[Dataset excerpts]
——
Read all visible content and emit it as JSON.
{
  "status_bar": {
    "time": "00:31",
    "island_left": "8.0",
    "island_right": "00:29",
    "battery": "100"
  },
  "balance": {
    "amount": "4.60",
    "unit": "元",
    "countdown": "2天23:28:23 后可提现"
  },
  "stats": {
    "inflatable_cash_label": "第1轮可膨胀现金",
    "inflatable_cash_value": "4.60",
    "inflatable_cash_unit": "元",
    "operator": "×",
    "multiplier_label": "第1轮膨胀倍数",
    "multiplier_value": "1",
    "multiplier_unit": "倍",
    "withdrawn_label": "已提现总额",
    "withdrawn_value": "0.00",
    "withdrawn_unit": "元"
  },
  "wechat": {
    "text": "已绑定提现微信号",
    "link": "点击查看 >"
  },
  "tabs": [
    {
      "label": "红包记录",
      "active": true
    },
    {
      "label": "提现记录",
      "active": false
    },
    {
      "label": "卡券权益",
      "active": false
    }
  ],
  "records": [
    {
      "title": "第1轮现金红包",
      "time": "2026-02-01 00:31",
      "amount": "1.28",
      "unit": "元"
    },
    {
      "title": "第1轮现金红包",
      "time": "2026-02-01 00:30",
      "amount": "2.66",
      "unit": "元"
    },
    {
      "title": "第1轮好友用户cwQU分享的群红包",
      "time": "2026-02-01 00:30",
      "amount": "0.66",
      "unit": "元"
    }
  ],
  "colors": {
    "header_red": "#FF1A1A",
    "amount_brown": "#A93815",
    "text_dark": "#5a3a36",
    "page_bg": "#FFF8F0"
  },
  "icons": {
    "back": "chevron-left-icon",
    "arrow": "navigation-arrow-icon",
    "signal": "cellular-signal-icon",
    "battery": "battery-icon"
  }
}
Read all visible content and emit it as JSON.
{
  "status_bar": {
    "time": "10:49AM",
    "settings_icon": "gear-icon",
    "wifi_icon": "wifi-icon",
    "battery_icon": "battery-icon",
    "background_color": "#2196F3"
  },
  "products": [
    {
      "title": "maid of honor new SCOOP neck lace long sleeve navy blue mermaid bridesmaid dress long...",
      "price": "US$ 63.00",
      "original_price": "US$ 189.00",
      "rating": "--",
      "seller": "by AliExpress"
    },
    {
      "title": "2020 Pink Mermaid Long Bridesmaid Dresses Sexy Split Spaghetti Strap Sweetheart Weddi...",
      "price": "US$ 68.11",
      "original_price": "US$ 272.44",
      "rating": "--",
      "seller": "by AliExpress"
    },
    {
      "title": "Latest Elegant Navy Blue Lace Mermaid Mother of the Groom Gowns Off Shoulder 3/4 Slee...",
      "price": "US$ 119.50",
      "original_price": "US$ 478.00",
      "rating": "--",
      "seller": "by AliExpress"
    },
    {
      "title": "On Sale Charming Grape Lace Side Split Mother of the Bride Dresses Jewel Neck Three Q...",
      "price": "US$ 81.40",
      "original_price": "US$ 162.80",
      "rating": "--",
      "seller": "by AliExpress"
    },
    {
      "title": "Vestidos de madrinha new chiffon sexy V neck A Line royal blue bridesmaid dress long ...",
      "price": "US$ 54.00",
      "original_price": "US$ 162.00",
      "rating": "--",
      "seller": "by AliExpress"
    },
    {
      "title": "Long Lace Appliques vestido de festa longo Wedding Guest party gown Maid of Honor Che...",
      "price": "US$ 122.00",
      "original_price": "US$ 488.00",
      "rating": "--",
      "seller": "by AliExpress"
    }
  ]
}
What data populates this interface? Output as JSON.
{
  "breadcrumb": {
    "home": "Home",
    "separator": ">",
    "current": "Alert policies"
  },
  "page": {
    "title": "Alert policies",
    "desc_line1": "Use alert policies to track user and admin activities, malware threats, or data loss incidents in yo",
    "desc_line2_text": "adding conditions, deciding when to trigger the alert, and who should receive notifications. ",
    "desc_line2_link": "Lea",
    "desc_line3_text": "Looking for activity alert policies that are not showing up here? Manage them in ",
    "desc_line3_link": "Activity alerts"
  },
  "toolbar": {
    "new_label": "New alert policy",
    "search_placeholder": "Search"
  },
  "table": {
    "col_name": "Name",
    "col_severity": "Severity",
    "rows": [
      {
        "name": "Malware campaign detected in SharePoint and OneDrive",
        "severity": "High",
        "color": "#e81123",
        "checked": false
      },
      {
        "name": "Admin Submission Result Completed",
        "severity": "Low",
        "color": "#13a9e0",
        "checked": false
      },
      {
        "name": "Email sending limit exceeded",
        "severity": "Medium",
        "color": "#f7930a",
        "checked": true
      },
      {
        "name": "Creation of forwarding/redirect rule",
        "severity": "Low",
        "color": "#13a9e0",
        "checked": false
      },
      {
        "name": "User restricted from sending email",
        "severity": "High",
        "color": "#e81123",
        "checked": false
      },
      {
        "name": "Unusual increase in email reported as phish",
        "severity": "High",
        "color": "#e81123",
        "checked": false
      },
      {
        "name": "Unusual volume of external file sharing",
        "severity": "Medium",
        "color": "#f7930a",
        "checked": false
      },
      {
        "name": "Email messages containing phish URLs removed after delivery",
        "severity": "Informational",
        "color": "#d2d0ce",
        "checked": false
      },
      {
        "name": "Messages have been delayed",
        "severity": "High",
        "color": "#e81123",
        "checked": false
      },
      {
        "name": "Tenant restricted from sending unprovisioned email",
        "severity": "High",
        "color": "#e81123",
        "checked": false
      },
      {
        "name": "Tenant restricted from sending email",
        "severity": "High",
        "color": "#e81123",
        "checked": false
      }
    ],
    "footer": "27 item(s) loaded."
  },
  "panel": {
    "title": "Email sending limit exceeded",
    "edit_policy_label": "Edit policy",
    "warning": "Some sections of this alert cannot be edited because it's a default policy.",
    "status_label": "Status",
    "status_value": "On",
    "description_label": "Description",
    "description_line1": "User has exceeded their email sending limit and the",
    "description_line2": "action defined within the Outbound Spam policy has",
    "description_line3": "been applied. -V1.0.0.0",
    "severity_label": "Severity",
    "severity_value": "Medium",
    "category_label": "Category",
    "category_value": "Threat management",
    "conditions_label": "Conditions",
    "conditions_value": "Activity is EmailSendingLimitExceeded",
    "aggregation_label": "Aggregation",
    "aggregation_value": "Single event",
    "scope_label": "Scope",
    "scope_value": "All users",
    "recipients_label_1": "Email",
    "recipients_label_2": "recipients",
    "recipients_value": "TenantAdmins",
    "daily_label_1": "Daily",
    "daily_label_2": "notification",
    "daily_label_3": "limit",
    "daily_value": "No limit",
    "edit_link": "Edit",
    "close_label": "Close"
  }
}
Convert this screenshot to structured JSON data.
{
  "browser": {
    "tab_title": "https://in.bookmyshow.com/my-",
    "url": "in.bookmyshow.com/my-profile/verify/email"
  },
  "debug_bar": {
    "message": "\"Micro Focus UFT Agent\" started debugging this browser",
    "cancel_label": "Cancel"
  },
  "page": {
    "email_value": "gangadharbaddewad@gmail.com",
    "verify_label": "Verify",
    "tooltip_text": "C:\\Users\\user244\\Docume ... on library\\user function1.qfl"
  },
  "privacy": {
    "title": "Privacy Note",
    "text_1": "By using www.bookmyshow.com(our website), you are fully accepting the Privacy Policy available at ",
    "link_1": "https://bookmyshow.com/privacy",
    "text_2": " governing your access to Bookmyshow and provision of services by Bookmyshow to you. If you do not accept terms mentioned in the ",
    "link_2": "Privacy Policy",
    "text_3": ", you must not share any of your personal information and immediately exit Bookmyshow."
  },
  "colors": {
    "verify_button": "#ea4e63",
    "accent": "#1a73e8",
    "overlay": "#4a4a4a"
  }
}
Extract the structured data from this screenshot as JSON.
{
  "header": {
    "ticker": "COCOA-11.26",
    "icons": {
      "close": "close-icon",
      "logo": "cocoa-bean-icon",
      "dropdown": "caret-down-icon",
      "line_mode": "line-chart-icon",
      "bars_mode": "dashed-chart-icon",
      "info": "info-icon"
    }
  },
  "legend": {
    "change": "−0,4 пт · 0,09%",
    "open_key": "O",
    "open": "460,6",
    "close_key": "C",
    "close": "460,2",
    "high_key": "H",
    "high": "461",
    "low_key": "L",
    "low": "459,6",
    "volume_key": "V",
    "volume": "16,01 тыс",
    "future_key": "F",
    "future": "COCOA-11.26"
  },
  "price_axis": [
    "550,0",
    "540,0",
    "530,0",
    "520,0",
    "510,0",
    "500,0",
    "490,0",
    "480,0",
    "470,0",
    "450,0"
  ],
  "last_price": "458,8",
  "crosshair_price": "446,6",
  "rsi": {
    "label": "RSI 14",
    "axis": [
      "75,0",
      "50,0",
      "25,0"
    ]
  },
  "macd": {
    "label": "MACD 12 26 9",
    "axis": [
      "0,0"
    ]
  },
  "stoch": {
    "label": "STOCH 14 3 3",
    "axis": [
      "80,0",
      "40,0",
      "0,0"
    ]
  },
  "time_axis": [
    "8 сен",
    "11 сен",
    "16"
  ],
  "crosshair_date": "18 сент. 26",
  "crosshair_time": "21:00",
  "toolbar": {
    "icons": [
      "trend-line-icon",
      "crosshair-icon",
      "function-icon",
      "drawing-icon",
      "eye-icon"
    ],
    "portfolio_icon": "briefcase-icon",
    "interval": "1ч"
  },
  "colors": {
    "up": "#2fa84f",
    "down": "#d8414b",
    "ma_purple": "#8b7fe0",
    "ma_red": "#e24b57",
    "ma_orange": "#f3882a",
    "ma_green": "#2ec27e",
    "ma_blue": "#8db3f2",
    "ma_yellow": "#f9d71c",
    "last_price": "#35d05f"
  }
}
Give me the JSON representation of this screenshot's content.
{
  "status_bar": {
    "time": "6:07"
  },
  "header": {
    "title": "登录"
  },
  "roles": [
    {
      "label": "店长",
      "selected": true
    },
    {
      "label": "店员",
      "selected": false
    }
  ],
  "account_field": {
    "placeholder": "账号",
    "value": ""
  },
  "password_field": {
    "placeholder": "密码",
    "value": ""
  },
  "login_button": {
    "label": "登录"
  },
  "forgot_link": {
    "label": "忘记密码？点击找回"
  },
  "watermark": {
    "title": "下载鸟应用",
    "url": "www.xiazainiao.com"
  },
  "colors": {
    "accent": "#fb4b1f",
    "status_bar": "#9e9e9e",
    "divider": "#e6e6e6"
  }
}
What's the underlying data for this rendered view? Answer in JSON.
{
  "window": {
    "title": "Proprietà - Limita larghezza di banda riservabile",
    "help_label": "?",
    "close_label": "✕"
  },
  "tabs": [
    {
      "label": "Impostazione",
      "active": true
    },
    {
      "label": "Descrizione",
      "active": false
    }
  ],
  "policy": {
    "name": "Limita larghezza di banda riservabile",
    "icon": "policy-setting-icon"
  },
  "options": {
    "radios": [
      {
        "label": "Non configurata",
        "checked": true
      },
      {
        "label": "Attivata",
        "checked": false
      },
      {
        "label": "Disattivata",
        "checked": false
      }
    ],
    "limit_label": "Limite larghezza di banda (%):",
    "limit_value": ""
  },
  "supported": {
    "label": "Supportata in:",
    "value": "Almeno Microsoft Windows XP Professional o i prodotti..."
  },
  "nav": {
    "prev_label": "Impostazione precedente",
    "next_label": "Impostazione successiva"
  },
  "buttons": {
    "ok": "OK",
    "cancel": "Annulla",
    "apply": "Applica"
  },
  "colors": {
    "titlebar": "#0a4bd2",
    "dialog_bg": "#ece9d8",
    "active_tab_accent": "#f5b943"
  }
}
——
* [DIRECTIONS]: From the line that contains "What's the underlying" down to the last line of the listing above, repeat each line exactly, and include nothing else.

* [THE COMPLETED TASK]:
What's the underlying data for this rendered view? Answer in JSON.
{
  "window": {
    "title": "Proprietà - Limita larghezza di banda riservabile",
    "help_label": "?",
    "close_label": "✕"
  },
  "tabs": [
    {
      "label": "Impostazione",
      "active": true
    },
    {
      "label": "Descrizione",
      "active": false
    }
  ],
  "policy": {
    "name": "Limita larghezza di banda riservabile",
    "icon": "policy-setting-icon"
  },
  "options": {
    "radios": [
      {
        "label": "Non configurata",
        "checked": true
      },
      {
        "label": "Attivata",
        "checked": false
      },
      {
        "label": "Disattivata",
        "checked": false
      }
    ],
    "limit_label": "Limite larghezza di banda (%):",
    "limit_value": ""
  },
  "supported": {
    "label": "Supportata in:",
    "value": "Almeno Microsoft Windows XP Professional o i prodotti..."
  },
  "nav": {
    "prev_label": "Impostazione precedente",
    "next_label": "Impostazione successiva"
  },
  "buttons": {
    "ok": "OK",
    "cancel": "Annulla",
    "apply": "Applica"
  },
  "colors": {
    "titlebar": "#0a4bd2",
    "dialog_bg": "#ece9d8",
    "active_tab_accent": "#f5b943"
  }
}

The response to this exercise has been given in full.